§ **STATED GOAL**
Leave out the pictures; transcribe all else exactly.

________________________________________

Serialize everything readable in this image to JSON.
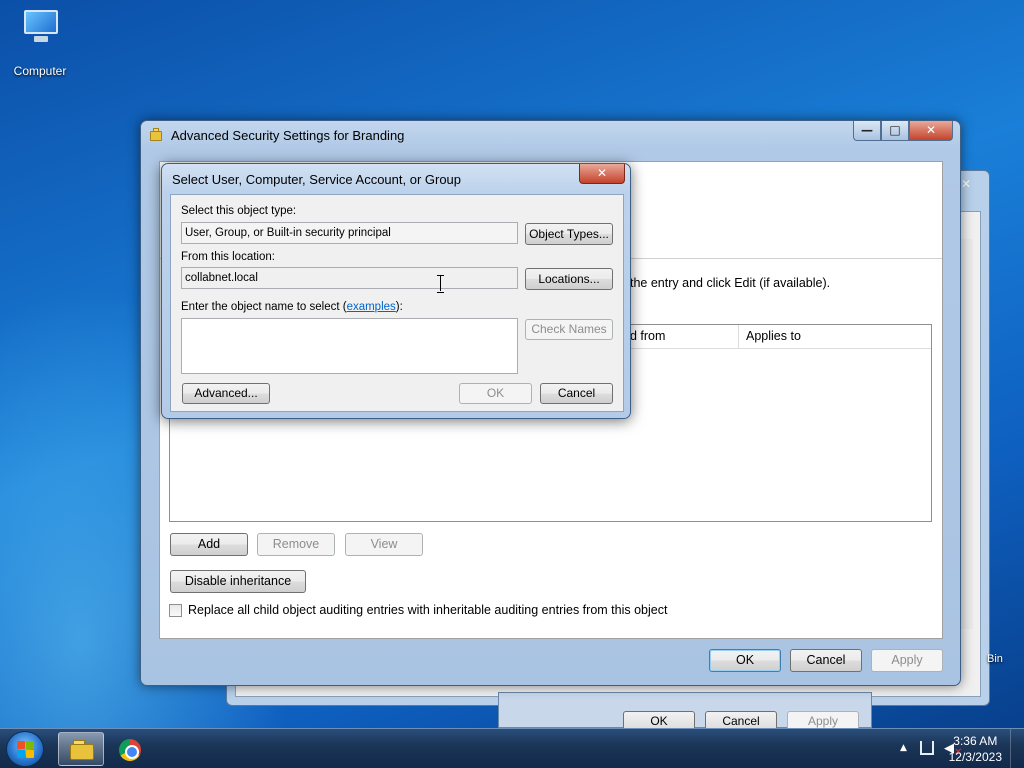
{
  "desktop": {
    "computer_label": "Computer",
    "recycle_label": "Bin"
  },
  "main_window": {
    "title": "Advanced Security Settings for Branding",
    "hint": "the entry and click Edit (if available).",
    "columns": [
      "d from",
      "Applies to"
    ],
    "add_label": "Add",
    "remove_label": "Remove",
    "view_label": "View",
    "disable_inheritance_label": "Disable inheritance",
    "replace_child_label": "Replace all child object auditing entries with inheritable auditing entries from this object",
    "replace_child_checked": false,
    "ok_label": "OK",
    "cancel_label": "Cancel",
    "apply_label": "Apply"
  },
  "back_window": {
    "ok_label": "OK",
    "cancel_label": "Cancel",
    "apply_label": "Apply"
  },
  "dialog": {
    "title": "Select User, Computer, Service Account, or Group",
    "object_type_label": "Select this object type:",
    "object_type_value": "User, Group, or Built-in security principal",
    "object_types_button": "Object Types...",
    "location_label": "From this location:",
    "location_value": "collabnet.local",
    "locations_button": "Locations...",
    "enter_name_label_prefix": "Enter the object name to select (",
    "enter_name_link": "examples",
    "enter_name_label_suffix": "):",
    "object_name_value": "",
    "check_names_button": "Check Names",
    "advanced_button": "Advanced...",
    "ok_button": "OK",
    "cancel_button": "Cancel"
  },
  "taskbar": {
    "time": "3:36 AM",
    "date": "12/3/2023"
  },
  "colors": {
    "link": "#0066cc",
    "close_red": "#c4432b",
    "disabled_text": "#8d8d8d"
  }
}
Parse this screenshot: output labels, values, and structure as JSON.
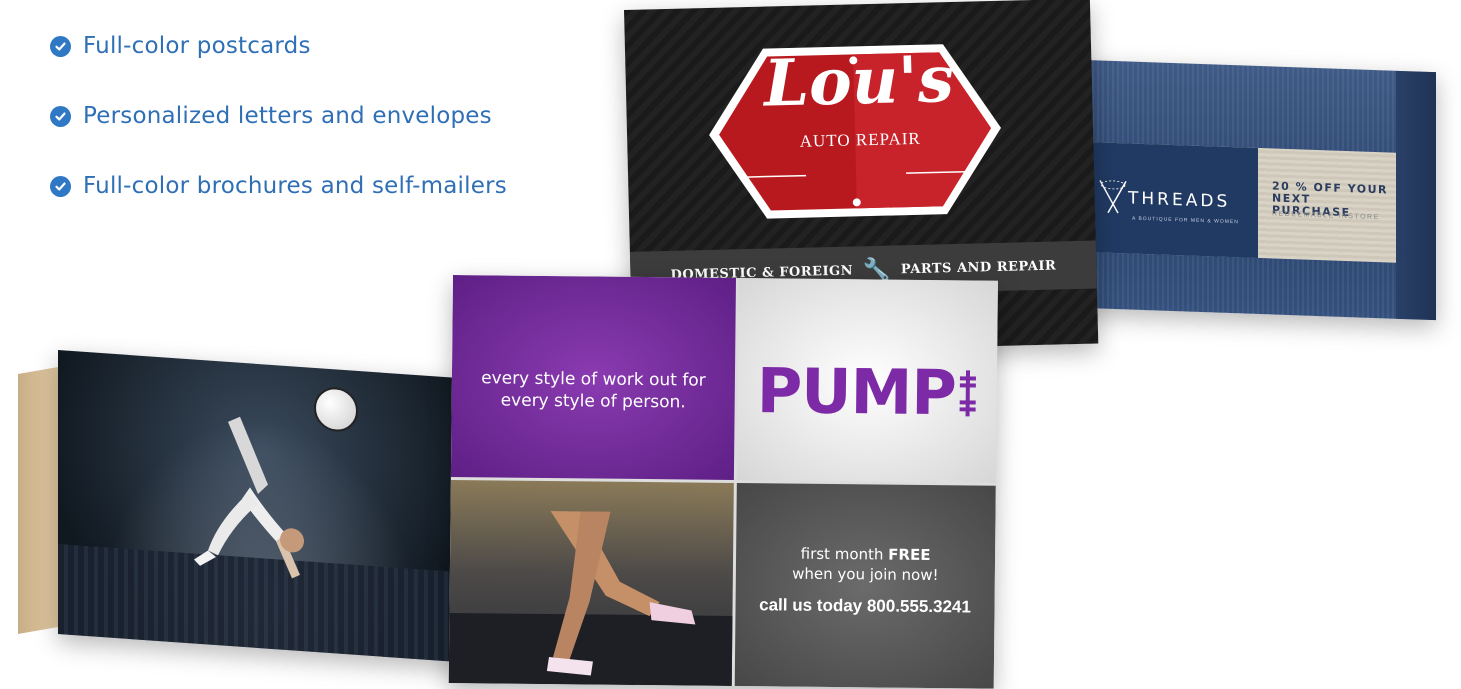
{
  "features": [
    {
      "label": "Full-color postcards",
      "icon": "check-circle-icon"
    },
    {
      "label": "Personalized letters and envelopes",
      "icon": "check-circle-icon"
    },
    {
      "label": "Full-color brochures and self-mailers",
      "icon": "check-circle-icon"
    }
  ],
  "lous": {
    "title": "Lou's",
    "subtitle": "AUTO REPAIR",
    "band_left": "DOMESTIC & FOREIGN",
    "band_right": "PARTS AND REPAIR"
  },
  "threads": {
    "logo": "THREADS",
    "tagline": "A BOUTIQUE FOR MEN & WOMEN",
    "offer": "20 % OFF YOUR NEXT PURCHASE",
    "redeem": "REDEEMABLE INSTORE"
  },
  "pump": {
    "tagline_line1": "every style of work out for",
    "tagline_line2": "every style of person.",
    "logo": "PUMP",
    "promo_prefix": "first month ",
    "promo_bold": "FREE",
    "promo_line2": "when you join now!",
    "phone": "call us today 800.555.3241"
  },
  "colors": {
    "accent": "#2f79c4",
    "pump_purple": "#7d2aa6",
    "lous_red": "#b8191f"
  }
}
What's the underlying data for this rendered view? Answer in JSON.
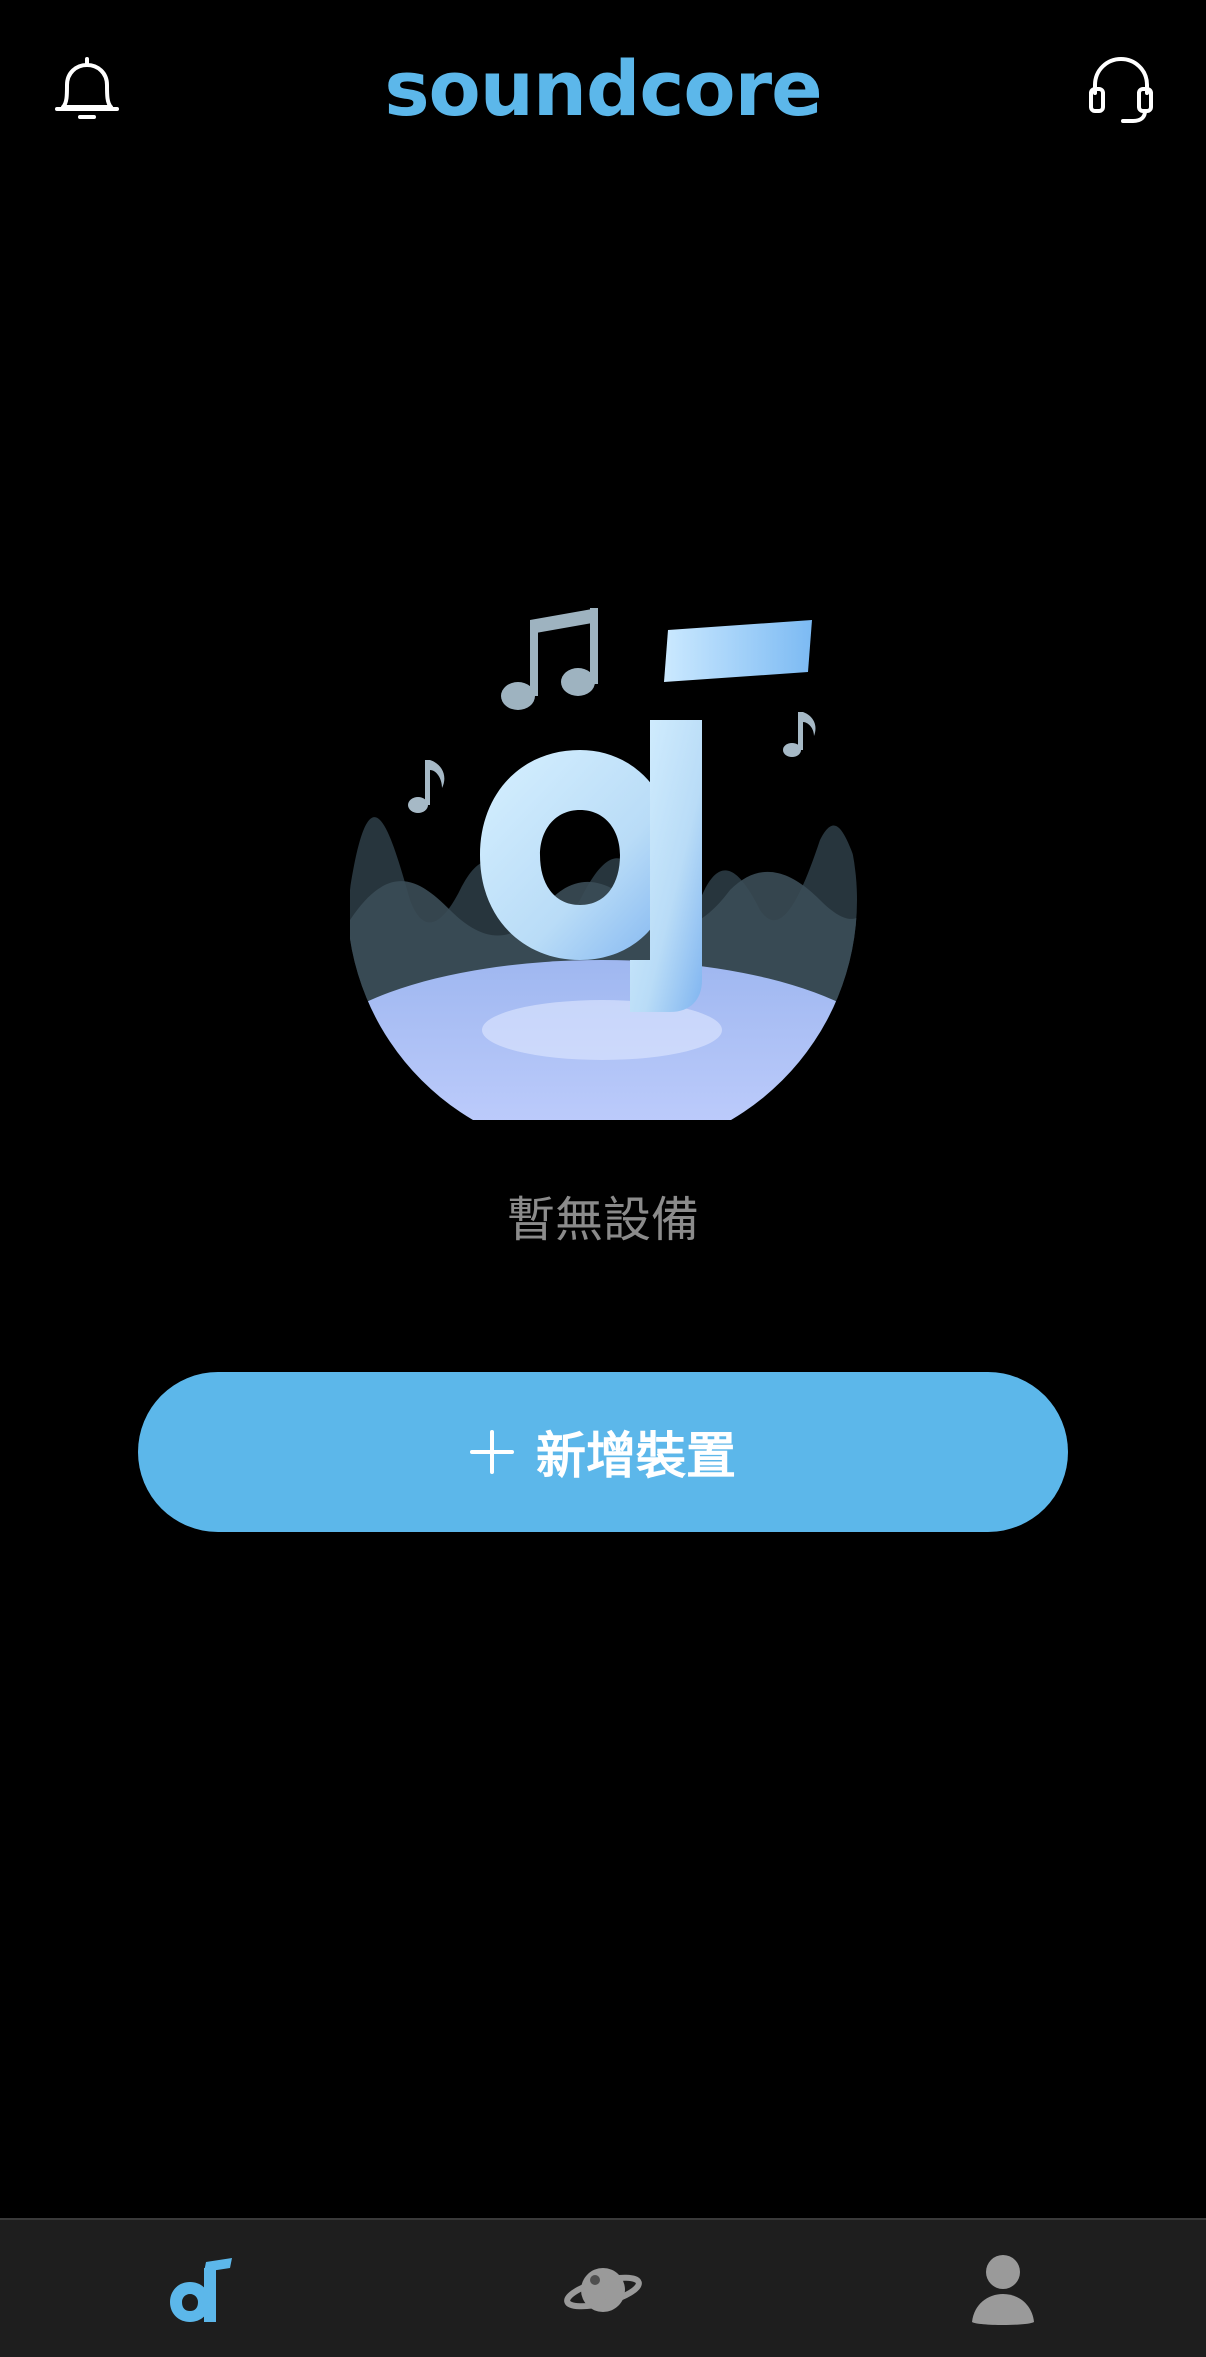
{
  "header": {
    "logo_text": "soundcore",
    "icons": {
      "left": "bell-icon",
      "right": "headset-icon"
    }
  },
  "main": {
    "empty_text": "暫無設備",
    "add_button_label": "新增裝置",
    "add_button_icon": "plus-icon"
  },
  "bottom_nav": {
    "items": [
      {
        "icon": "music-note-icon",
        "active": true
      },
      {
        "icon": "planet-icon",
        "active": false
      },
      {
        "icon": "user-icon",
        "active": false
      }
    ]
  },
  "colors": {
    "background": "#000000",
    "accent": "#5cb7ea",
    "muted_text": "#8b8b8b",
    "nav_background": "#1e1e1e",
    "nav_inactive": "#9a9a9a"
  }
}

________________________________________

§ **SOLVED EXERCISE**
Serialize everything readable in this image to JSON.
{
  "desktop": {
    "computer_label": "Computer",
    "recycle_label": "Bin"
  },
  "main_window": {
    "title": "Advanced Security Settings for Branding",
    "hint": "the entry and click Edit (if available).",
    "columns": [
      "d from",
      "Applies to"
    ],
    "add_label": "Add",
    "remove_label": "Remove",
    "view_label": "View",
    "disable_inheritance_label": "Disable inheritance",
    "replace_child_label": "Replace all child object auditing entries with inheritable auditing entries from this object",
    "replace_child_checked": false,
    "ok_label": "OK",
    "cancel_label": "Cancel",
    "apply_label": "Apply"
  },
  "back_window": {
    "ok_label": "OK",
    "cancel_label": "Cancel",
    "apply_label": "Apply"
  },
  "dialog": {
    "title": "Select User, Computer, Service Account, or Group",
    "object_type_label": "Select this object type:",
    "object_type_value": "User, Group, or Built-in security principal",
    "object_types_button": "Object Types...",
    "location_label": "From this location:",
    "location_value": "collabnet.local",
    "locations_button": "Locations...",
    "enter_name_label_prefix": "Enter the object name to select (",
    "enter_name_link": "examples",
    "enter_name_label_suffix": "):",
    "object_name_value": "",
    "check_names_button": "Check Names",
    "advanced_button": "Advanced...",
    "ok_button": "OK",
    "cancel_button": "Cancel"
  },
  "taskbar": {
    "time": "3:36 AM",
    "date": "12/3/2023"
  },
  "colors": {
    "link": "#0066cc",
    "close_red": "#c4432b",
    "disabled_text": "#8d8d8d"
  }
}
Parse this screenshot: output labels, values, and structure as JSON.
{
  "features": [
    {
      "label": "Full-color postcards",
      "icon": "check-circle-icon"
    },
    {
      "label": "Personalized letters and envelopes",
      "icon": "check-circle-icon"
    },
    {
      "label": "Full-color brochures and self-mailers",
      "icon": "check-circle-icon"
    }
  ],
  "lous": {
    "title": "Lou's",
    "subtitle": "AUTO REPAIR",
    "band_left": "DOMESTIC & FOREIGN",
    "band_right": "PARTS AND REPAIR"
  },
  "threads": {
    "logo": "THREADS",
    "tagline": "A BOUTIQUE FOR MEN & WOMEN",
    "offer": "20 % OFF YOUR NEXT PURCHASE",
    "redeem": "REDEEMABLE INSTORE"
  },
  "pump": {
    "tagline_line1": "every style of work out for",
    "tagline_line2": "every style of person.",
    "logo": "PUMP",
    "promo_prefix": "first month ",
    "promo_bold": "FREE",
    "promo_line2": "when you join now!",
    "phone": "call us today 800.555.3241"
  },
  "colors": {
    "accent": "#2f79c4",
    "pump_purple": "#7d2aa6",
    "lous_red": "#b8191f"
  }
}
What's the underlying data for this rendered view? Answer in JSON.
{
  "header": {
    "logo_text": "soundcore",
    "icons": {
      "left": "bell-icon",
      "right": "headset-icon"
    }
  },
  "main": {
    "empty_text": "暫無設備",
    "add_button_label": "新增裝置",
    "add_button_icon": "plus-icon"
  },
  "bottom_nav": {
    "items": [
      {
        "icon": "music-note-icon",
        "active": true
      },
      {
        "icon": "planet-icon",
        "active": false
      },
      {
        "icon": "user-icon",
        "active": false
      }
    ]
  },
  "colors": {
    "background": "#000000",
    "accent": "#5cb7ea",
    "muted_text": "#8b8b8b",
    "nav_background": "#1e1e1e",
    "nav_inactive": "#9a9a9a"
  }
}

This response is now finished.